EXERCISE TASK: Keep every line where the word "Convert" appears; drop the rest.

=-=-=

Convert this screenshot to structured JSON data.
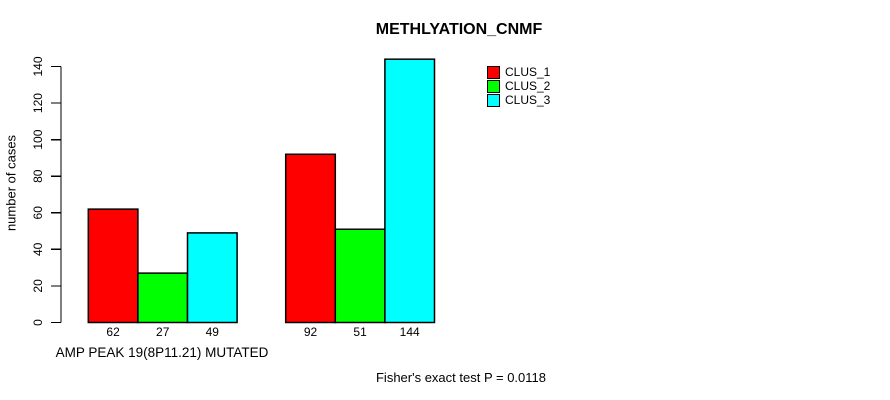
{
  "figure": {
    "background": "#ffffff",
    "text_color": "#000000"
  },
  "chart_data": {
    "type": "bar",
    "title": "METHLYATION_CNMF",
    "ylabel": "number of cases",
    "xlabel": "",
    "ylim": [
      0,
      140
    ],
    "yticks": [
      0,
      20,
      40,
      60,
      80,
      100,
      120,
      140
    ],
    "categories": [
      "AMP PEAK 19(8P11.21) MUTATED",
      ""
    ],
    "series": [
      {
        "name": "CLUS_1",
        "color": "#ff0000",
        "values": [
          62,
          92
        ]
      },
      {
        "name": "CLUS_2",
        "color": "#00ff00",
        "values": [
          27,
          51
        ]
      },
      {
        "name": "CLUS_3",
        "color": "#00ffff",
        "values": [
          49,
          144
        ]
      }
    ],
    "show_bar_values": true,
    "legend_position": "top-right",
    "grid": false,
    "axis_color": "#000000",
    "bar_border_color": "#000000",
    "annotation": "Fisher's exact test P = 0.0118"
  }
}
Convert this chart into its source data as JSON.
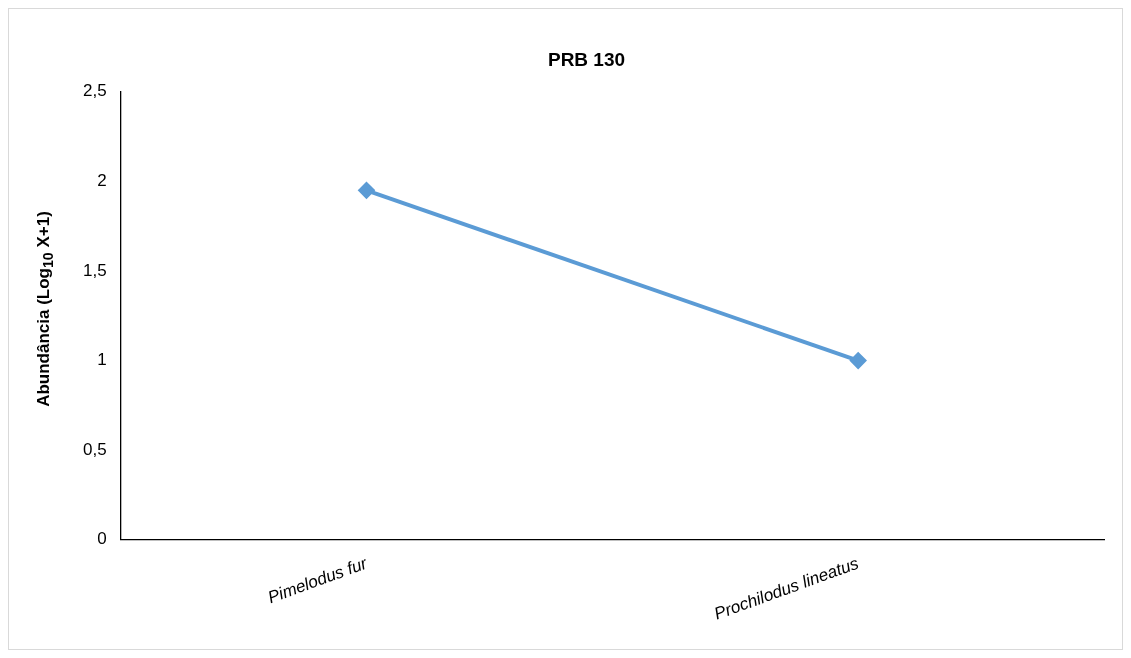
{
  "chart_data": {
    "type": "line",
    "title": "PRB 130",
    "ylabel": "Abundância (Log$_{10}$ X+1)",
    "categories": [
      "Pimelodus fur",
      "Prochilodus lineatus"
    ],
    "series": [
      {
        "color": "#5b9bd5",
        "values": [
          1.95,
          1.0
        ]
      }
    ],
    "ylim": [
      0,
      2.5
    ],
    "yticks": [
      0,
      {
        "value": 0.5,
        "label": "0,5"
      },
      1,
      {
        "value": 1.5,
        "label": "1,5"
      },
      2,
      {
        "value": 2.5,
        "label": "2,5"
      }
    ],
    "grid": false,
    "legend": false,
    "marker": "diamond",
    "line_style": "solid"
  }
}
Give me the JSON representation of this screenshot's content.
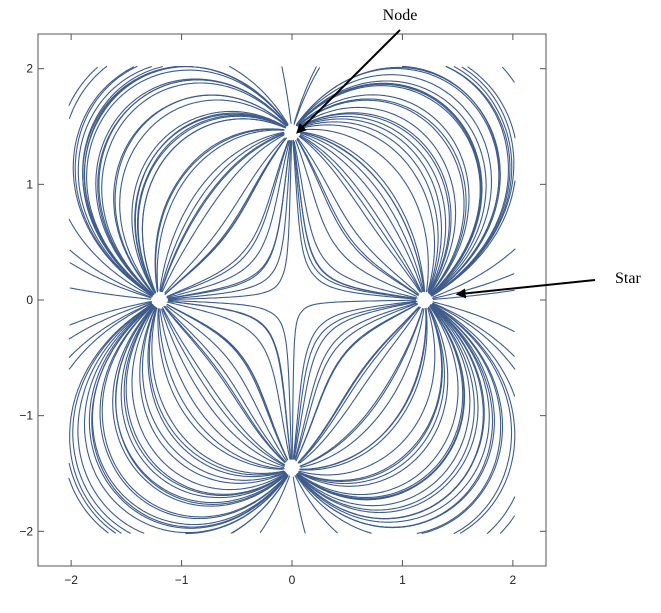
{
  "chart_data": {
    "type": "streamplot",
    "xlim": [
      -2.3,
      2.3
    ],
    "ylim": [
      -2.3,
      2.3
    ],
    "xticks": [
      {
        "value": -2,
        "label": "−2"
      },
      {
        "value": -1,
        "label": "−1"
      },
      {
        "value": 0,
        "label": "0"
      },
      {
        "value": 1,
        "label": "1"
      },
      {
        "value": 2,
        "label": "2"
      }
    ],
    "yticks": [
      {
        "value": -2,
        "label": "−2"
      },
      {
        "value": -1,
        "label": "−1"
      },
      {
        "value": 0,
        "label": "0"
      },
      {
        "value": 1,
        "label": "1"
      },
      {
        "value": 2,
        "label": "2"
      }
    ],
    "grid": false,
    "stream_color": "#3f5c8a",
    "critical_points": [
      {
        "x": 0,
        "y": 1.45,
        "kind": "node"
      },
      {
        "x": 0,
        "y": -1.45,
        "kind": "node"
      },
      {
        "x": -1.2,
        "y": 0,
        "kind": "star"
      },
      {
        "x": 1.2,
        "y": 0,
        "kind": "star"
      }
    ],
    "annotations": [
      {
        "text": "Node",
        "target_x": 0.05,
        "target_y": 1.45
      },
      {
        "text": "Star",
        "target_x": 1.5,
        "target_y": 0.05
      }
    ]
  }
}
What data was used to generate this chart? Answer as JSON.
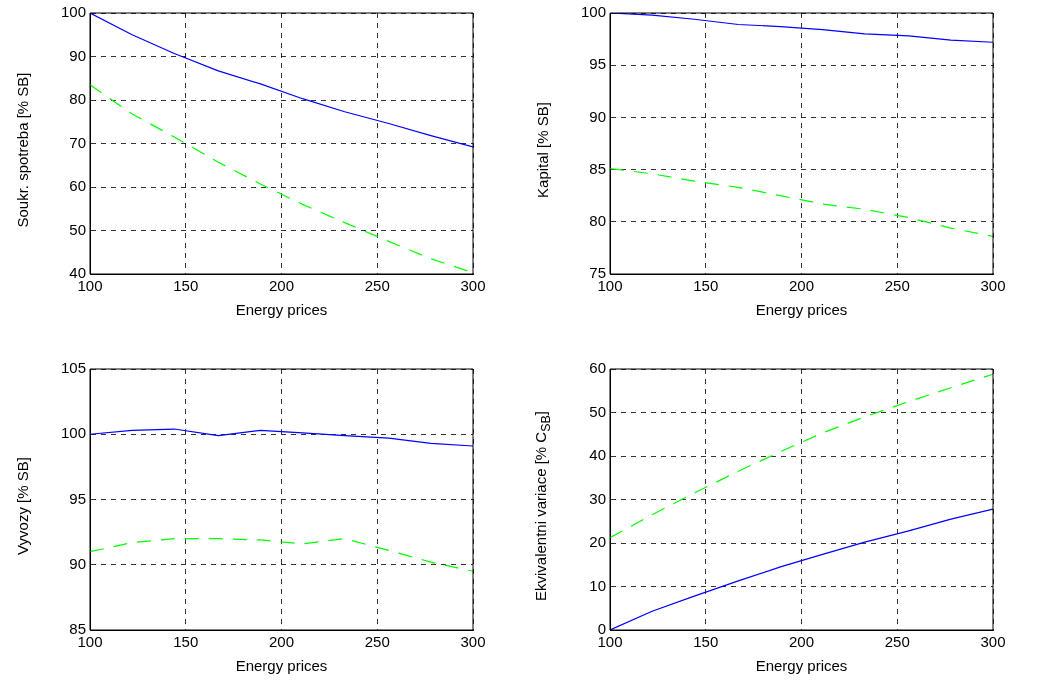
{
  "chart_data": [
    {
      "type": "line",
      "xlabel": "Energy prices",
      "ylabel": "Soukr. spotreba [% SB]",
      "x": [
        100,
        122,
        144,
        167,
        189,
        211,
        233,
        256,
        278,
        300
      ],
      "xlim": [
        100,
        300
      ],
      "xticks": [
        100,
        150,
        200,
        250,
        300
      ],
      "ylim": [
        40,
        100
      ],
      "yticks": [
        40,
        50,
        60,
        70,
        80,
        90,
        100
      ],
      "grid": true,
      "marker": "none",
      "series": [
        {
          "color": "#0000ff",
          "line_style": "solid",
          "values": [
            100,
            95,
            90.7,
            86.7,
            83.7,
            80.3,
            77.3,
            74.6,
            71.8,
            69.2
          ]
        },
        {
          "color": "#00ff00",
          "line_style": "dashed",
          "values": [
            83.5,
            76.8,
            71.5,
            65.7,
            60.7,
            56,
            51.8,
            47.5,
            43.5,
            40.3
          ]
        }
      ]
    },
    {
      "type": "line",
      "xlabel": "Energy prices",
      "ylabel": "Kapital [% SB]",
      "x": [
        100,
        122,
        144,
        167,
        189,
        211,
        233,
        256,
        278,
        300
      ],
      "xlim": [
        100,
        300
      ],
      "xticks": [
        100,
        150,
        200,
        250,
        300
      ],
      "ylim": [
        75,
        100
      ],
      "yticks": [
        75,
        80,
        85,
        90,
        95,
        100
      ],
      "grid": true,
      "marker": "none",
      "series": [
        {
          "color": "#0000ff",
          "line_style": "solid",
          "values": [
            100,
            99.8,
            99.4,
            98.9,
            98.7,
            98.4,
            98.0,
            97.8,
            97.4,
            97.2
          ]
        },
        {
          "color": "#00ff00",
          "line_style": "dashed",
          "values": [
            85.1,
            84.6,
            83.9,
            83.3,
            82.5,
            81.7,
            81.2,
            80.4,
            79.4,
            78.6
          ]
        }
      ]
    },
    {
      "type": "line",
      "xlabel": "Energy prices",
      "ylabel": "Vyvozy [% SB]",
      "x": [
        100,
        122,
        144,
        167,
        189,
        211,
        233,
        256,
        278,
        300
      ],
      "xlim": [
        100,
        300
      ],
      "xticks": [
        100,
        150,
        200,
        250,
        300
      ],
      "ylim": [
        85,
        105
      ],
      "yticks": [
        85,
        90,
        95,
        100,
        105
      ],
      "grid": true,
      "marker": "none",
      "series": [
        {
          "color": "#0000ff",
          "line_style": "solid",
          "values": [
            100,
            100.3,
            100.4,
            99.9,
            100.3,
            100.1,
            99.9,
            99.7,
            99.3,
            99.1
          ]
        },
        {
          "color": "#00ff00",
          "line_style": "dashed",
          "values": [
            91,
            91.7,
            92,
            92,
            91.9,
            91.6,
            92,
            91.1,
            90.2,
            89.5
          ]
        }
      ]
    },
    {
      "type": "line",
      "xlabel": "Energy prices",
      "ylabel": "Ekvivalentni variace [% C$_{SB}$]",
      "x": [
        100,
        122,
        144,
        167,
        189,
        211,
        233,
        256,
        278,
        300
      ],
      "xlim": [
        100,
        300
      ],
      "xticks": [
        100,
        150,
        200,
        250,
        300
      ],
      "ylim": [
        0,
        60
      ],
      "yticks": [
        0,
        10,
        20,
        30,
        40,
        50,
        60
      ],
      "grid": true,
      "marker": "none",
      "series": [
        {
          "color": "#0000ff",
          "line_style": "solid",
          "values": [
            0,
            4.3,
            7.8,
            11.3,
            14.5,
            17.4,
            20.2,
            22.8,
            25.5,
            27.8
          ]
        },
        {
          "color": "#00ff00",
          "line_style": "dashed",
          "values": [
            21.2,
            26.5,
            31.5,
            36.5,
            41,
            45.3,
            49,
            52.5,
            55.7,
            58.8
          ]
        }
      ]
    }
  ]
}
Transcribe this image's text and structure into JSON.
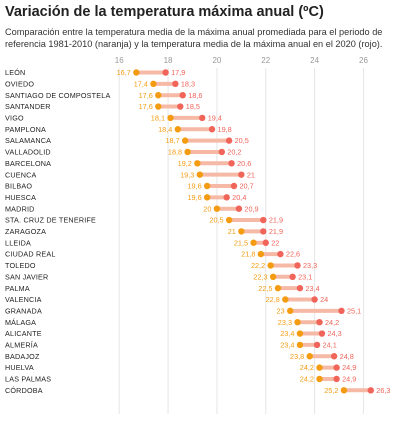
{
  "title": "Variación de la temperatura máxima anual (ºC)",
  "subtitle": "Comparación entre la temperatura media de la máxima anual promediada para el periodo de referencia 1981-2010 (naranja) y la temperatura media de la máxima anual en el 2020 (rojo).",
  "colors": {
    "ref": "#f39c12",
    "y2020": "#f0645a",
    "bar": "#f5b9a6",
    "grid": "#e6e6e6"
  },
  "chart_data": {
    "type": "dumbbell",
    "x_ticks": [
      16,
      18,
      20,
      22,
      24,
      26
    ],
    "xlim": [
      15.5,
      26.8
    ],
    "grid": true,
    "series": [
      {
        "name": "1981-2010 (naranja)",
        "color": "#f39c12"
      },
      {
        "name": "2020 (rojo)",
        "color": "#f0645a"
      }
    ],
    "rows": [
      {
        "city": "LEÓN",
        "ref": 16.7,
        "y2020": 17.9
      },
      {
        "city": "OVIEDO",
        "ref": 17.4,
        "y2020": 18.3
      },
      {
        "city": "SANTIAGO DE COMPOSTELA",
        "ref": 17.6,
        "y2020": 18.6
      },
      {
        "city": "SANTANDER",
        "ref": 17.6,
        "y2020": 18.5
      },
      {
        "city": "VIGO",
        "ref": 18.1,
        "y2020": 19.4
      },
      {
        "city": "PAMPLONA",
        "ref": 18.4,
        "y2020": 19.8
      },
      {
        "city": "SALAMANCA",
        "ref": 18.7,
        "y2020": 20.5
      },
      {
        "city": "VALLADOLID",
        "ref": 18.8,
        "y2020": 20.2
      },
      {
        "city": "BARCELONA",
        "ref": 19.2,
        "y2020": 20.6
      },
      {
        "city": "CUENCA",
        "ref": 19.3,
        "y2020": 21
      },
      {
        "city": "BILBAO",
        "ref": 19.6,
        "y2020": 20.7
      },
      {
        "city": "HUESCA",
        "ref": 19.6,
        "y2020": 20.4
      },
      {
        "city": "MADRID",
        "ref": 20,
        "y2020": 20.9
      },
      {
        "city": "STA. CRUZ DE TENERIFE",
        "ref": 20.5,
        "y2020": 21.9
      },
      {
        "city": "ZARAGOZA",
        "ref": 21,
        "y2020": 21.9
      },
      {
        "city": "LLEIDA",
        "ref": 21.5,
        "y2020": 22
      },
      {
        "city": "CIUDAD REAL",
        "ref": 21.8,
        "y2020": 22.6
      },
      {
        "city": "TOLEDO",
        "ref": 22.2,
        "y2020": 23.3
      },
      {
        "city": "SAN JAVIER",
        "ref": 22.3,
        "y2020": 23.1
      },
      {
        "city": "PALMA",
        "ref": 22.5,
        "y2020": 23.4
      },
      {
        "city": "VALENCIA",
        "ref": 22.8,
        "y2020": 24
      },
      {
        "city": "GRANADA",
        "ref": 23,
        "y2020": 25.1
      },
      {
        "city": "MÁLAGA",
        "ref": 23.3,
        "y2020": 24.2
      },
      {
        "city": "ALICANTE",
        "ref": 23.4,
        "y2020": 24.3
      },
      {
        "city": "ALMERÍA",
        "ref": 23.4,
        "y2020": 24.1
      },
      {
        "city": "BADAJOZ",
        "ref": 23.8,
        "y2020": 24.8
      },
      {
        "city": "HUELVA",
        "ref": 24.2,
        "y2020": 24.9
      },
      {
        "city": "LAS PALMAS",
        "ref": 24.2,
        "y2020": 24.9
      },
      {
        "city": "CÓRDOBA",
        "ref": 25.2,
        "y2020": 26.3
      }
    ]
  }
}
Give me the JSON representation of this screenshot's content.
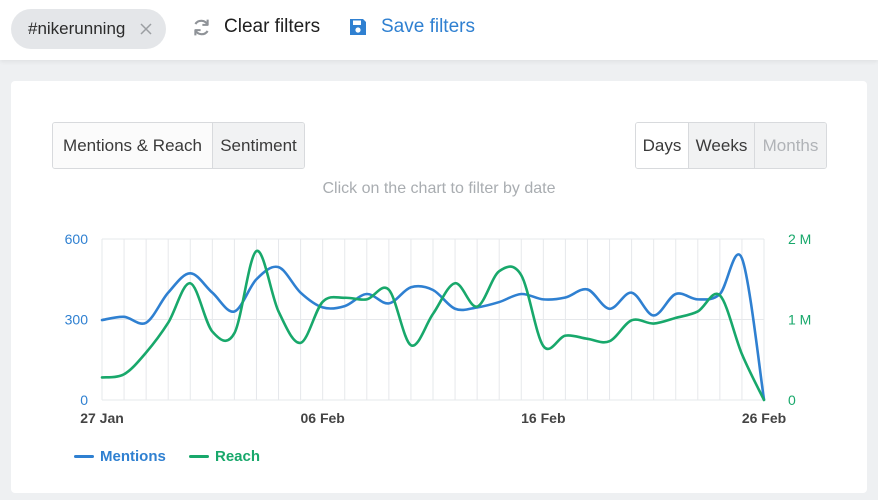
{
  "filters": {
    "chip_label": "#nikerunning",
    "clear_label": "Clear filters",
    "save_label": "Save filters"
  },
  "colors": {
    "mentions": "#2f80d1",
    "reach": "#18a86b",
    "save_accent": "#2f80d1"
  },
  "icons": {
    "chip_close": "close-icon",
    "clear": "refresh-icon",
    "save": "floppy-disk-icon"
  },
  "tabs": {
    "metrics": [
      "Mentions & Reach",
      "Sentiment"
    ],
    "periods": [
      "Days",
      "Weeks",
      "Months"
    ],
    "active_period": "Days"
  },
  "chart_hint": "Click on the chart to filter by date",
  "chart_data": {
    "type": "line",
    "x_tick_labels": [
      "27 Jan",
      "06 Feb",
      "16 Feb",
      "26 Feb"
    ],
    "x_tick_days": [
      0,
      10,
      20,
      30
    ],
    "left_axis": {
      "ticks": [
        "0",
        "300",
        "600"
      ],
      "ylim": [
        0,
        600
      ]
    },
    "right_axis": {
      "ticks": [
        "0",
        "1 M",
        "2 M"
      ],
      "ylim": [
        0,
        2000000
      ]
    },
    "grid": true,
    "legend_position": "bottom-left",
    "series": [
      {
        "name": "Mentions",
        "axis": "left",
        "x": [
          0,
          1,
          2,
          3,
          4,
          5,
          6,
          7,
          8,
          9,
          10,
          11,
          12,
          13,
          14,
          15,
          16,
          17,
          18,
          19,
          20,
          21,
          22,
          23,
          24,
          25,
          26,
          27,
          28,
          29,
          30
        ],
        "values": [
          298,
          310,
          288,
          400,
          472,
          400,
          330,
          450,
          495,
          400,
          345,
          350,
          395,
          360,
          420,
          410,
          340,
          345,
          365,
          395,
          375,
          382,
          412,
          340,
          400,
          315,
          395,
          375,
          395,
          528,
          2
        ]
      },
      {
        "name": "Reach",
        "axis": "right",
        "x": [
          0,
          1,
          2,
          3,
          4,
          5,
          6,
          7,
          8,
          9,
          10,
          11,
          12,
          13,
          14,
          15,
          16,
          17,
          18,
          19,
          20,
          21,
          22,
          23,
          24,
          25,
          26,
          27,
          28,
          29,
          30
        ],
        "values": [
          280000,
          320000,
          590000,
          960000,
          1450000,
          850000,
          830000,
          1850000,
          1100000,
          710000,
          1220000,
          1270000,
          1250000,
          1370000,
          680000,
          1070000,
          1450000,
          1160000,
          1600000,
          1550000,
          670000,
          800000,
          760000,
          730000,
          990000,
          950000,
          1020000,
          1100000,
          1300000,
          570000,
          0
        ]
      }
    ]
  },
  "legend": {
    "mentions": "Mentions",
    "reach": "Reach"
  }
}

=-=-=

OUTPUT BELOW:
Convert this screenshot to structured JSON data.
Convert this chart into its source data as JSON.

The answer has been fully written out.